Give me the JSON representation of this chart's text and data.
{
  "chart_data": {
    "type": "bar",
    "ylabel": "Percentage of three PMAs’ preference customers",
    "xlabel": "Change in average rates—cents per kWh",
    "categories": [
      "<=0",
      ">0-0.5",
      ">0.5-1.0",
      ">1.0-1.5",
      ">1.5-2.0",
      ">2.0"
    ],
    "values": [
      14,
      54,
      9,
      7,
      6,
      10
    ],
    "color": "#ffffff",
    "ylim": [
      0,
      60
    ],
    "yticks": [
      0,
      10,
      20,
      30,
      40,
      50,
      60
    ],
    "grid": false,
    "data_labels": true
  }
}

--

### Exercise prompt
Please copy out each record, character for character.

### Full answer
Give me the JSON representation of this chart's text and data.
{
  "chart_data": {
    "type": "bar",
    "ylabel": "Percentage of three PMAs’ preference customers",
    "xlabel": "Change in average rates—cents per kWh",
    "categories": [
      "<=0",
      ">0-0.5",
      ">0.5-1.0",
      ">1.0-1.5",
      ">1.5-2.0",
      ">2.0"
    ],
    "values": [
      14,
      54,
      9,
      7,
      6,
      10
    ],
    "color": "#ffffff",
    "ylim": [
      0,
      60
    ],
    "yticks": [
      0,
      10,
      20,
      30,
      40,
      50,
      60
    ],
    "grid": false,
    "data_labels": true
  }
}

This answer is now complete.